Stored records:
- - -
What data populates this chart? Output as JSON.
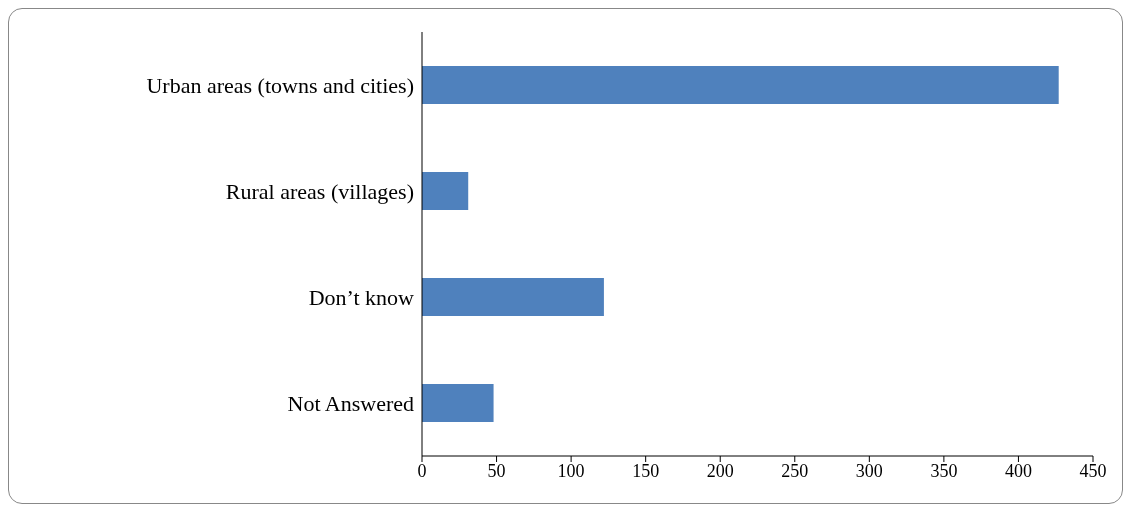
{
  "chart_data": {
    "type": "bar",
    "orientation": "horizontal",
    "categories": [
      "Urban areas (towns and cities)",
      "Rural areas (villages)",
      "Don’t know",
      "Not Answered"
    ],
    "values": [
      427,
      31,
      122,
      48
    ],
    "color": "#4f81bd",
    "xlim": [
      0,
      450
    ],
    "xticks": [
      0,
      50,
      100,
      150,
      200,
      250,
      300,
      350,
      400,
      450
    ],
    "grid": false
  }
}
- - -
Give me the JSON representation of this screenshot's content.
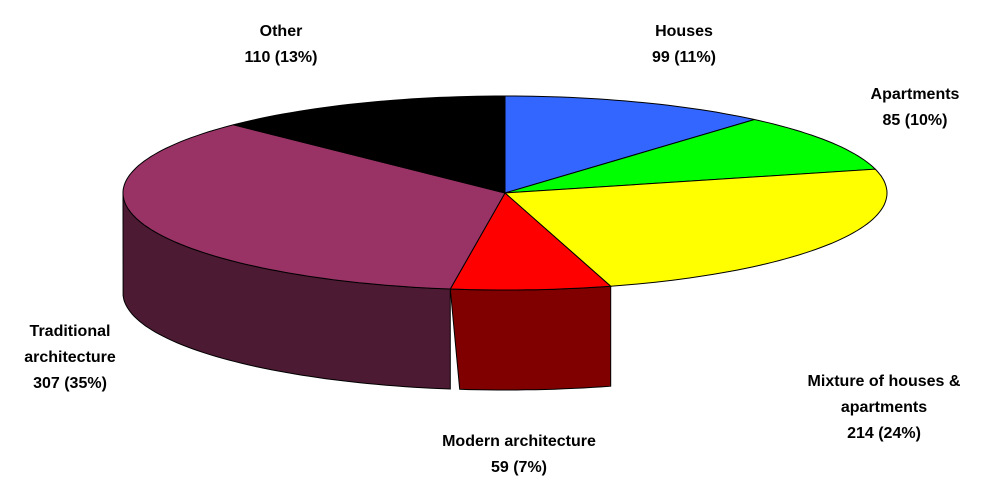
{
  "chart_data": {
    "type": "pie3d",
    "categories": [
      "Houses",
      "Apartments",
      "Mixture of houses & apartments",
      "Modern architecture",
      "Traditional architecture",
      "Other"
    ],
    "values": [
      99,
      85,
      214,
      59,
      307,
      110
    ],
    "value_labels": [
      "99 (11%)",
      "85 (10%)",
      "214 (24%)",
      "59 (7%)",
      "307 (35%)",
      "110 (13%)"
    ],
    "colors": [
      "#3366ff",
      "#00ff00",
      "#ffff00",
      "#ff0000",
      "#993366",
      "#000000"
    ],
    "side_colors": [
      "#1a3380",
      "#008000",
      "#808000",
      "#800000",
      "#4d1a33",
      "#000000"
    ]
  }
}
- - -
■ Task instructions
Copy each line in the data that holds the word "areas".

■ Exercise output
      "Urban areas (towns and cities)",
      "Rural areas (villages)",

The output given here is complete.